[Stored dataset items]
┄┄┄┄┄┄

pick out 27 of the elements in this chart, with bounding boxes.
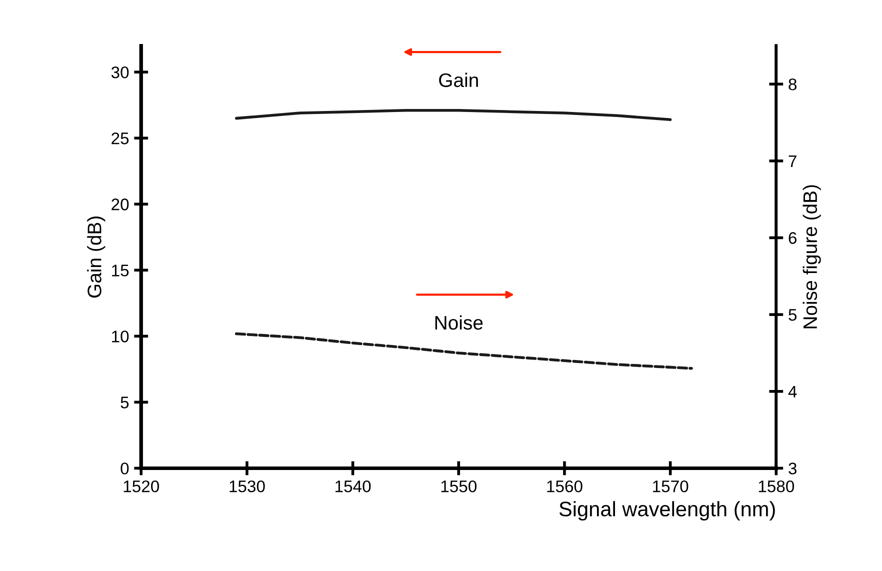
x-tick-label: 1560 (547, 480, 582, 492)
x-tick-label: 1550 (441, 480, 477, 492)
y-tick-label: 25 (112, 132, 129, 144)
y-axis-title: Gain (dB) (87, 216, 106, 298)
x-tick-label: 1580 (758, 480, 794, 492)
series-label: Noise (435, 315, 483, 330)
line-series (234, 332, 693, 370)
y-tick-label: 30 (111, 66, 129, 78)
y-tick-label: 20 (112, 198, 129, 210)
x-axis-title: Signal wavelength (nm) (559, 501, 775, 521)
y2-tick-label: 5 (788, 309, 797, 321)
y2-tick-label: 4 (788, 386, 797, 398)
x-tick-label: 1540 (336, 480, 371, 492)
y-tick-label: 10 (112, 330, 129, 342)
y2-tick-label: 3 (788, 462, 796, 474)
line-series (234, 108, 672, 122)
y-tick-label: 15 (112, 264, 129, 276)
y-tick-label: 0 (120, 462, 129, 474)
y2-tick-label: 6 (788, 232, 796, 244)
y2-tick-label: 7 (788, 155, 796, 167)
series-label: Gain (439, 72, 478, 88)
x-tick-label: 1530 (230, 480, 265, 492)
y-tick-label: 5 (120, 396, 129, 408)
x-tick-label: 1520 (124, 480, 160, 492)
y2-axis-title: Noise figure (dB) (802, 185, 821, 328)
y2-tick-label: 8 (788, 78, 797, 90)
x-tick-label: 1570 (653, 480, 688, 492)
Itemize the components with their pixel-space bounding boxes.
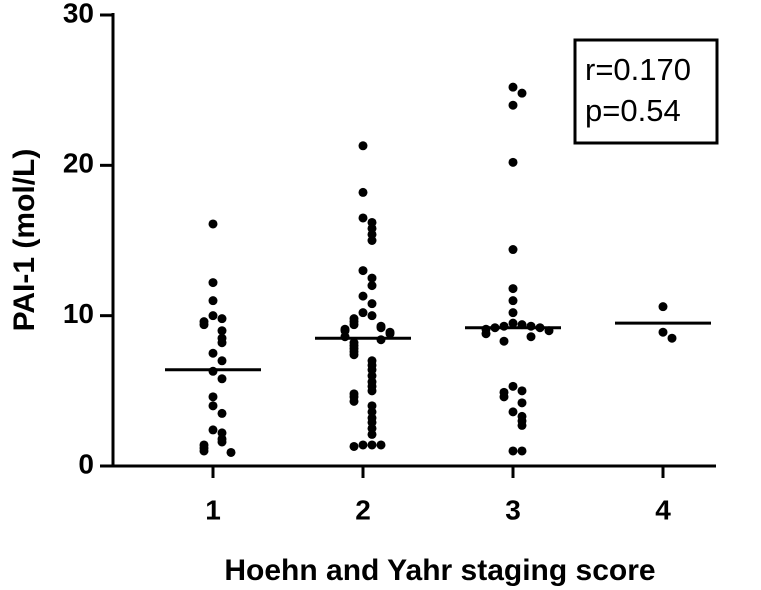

┄┄┄┄┄┄

Take the records above from the line with "x-tick-label: 1560 (547, 480, 582, 492)" to the line with "x-axis-title: Signal wavelength", swap each "y-tick-label" for "y-axis-tick", and write out those lines again with nothing else altered.

x-tick-label: 1560 (547, 480, 582, 492)
x-tick-label: 1550 (441, 480, 477, 492)
y-axis-tick: 25 (112, 132, 129, 144)
y-axis-title: Gain (dB) (87, 216, 106, 298)
x-tick-label: 1580 (758, 480, 794, 492)
series-label: Noise (435, 315, 483, 330)
line-series (234, 332, 693, 370)
y-axis-tick: 30 (111, 66, 129, 78)
y-axis-tick: 20 (112, 198, 129, 210)
x-axis-title: Signal wavelength (nm) (559, 501, 775, 521)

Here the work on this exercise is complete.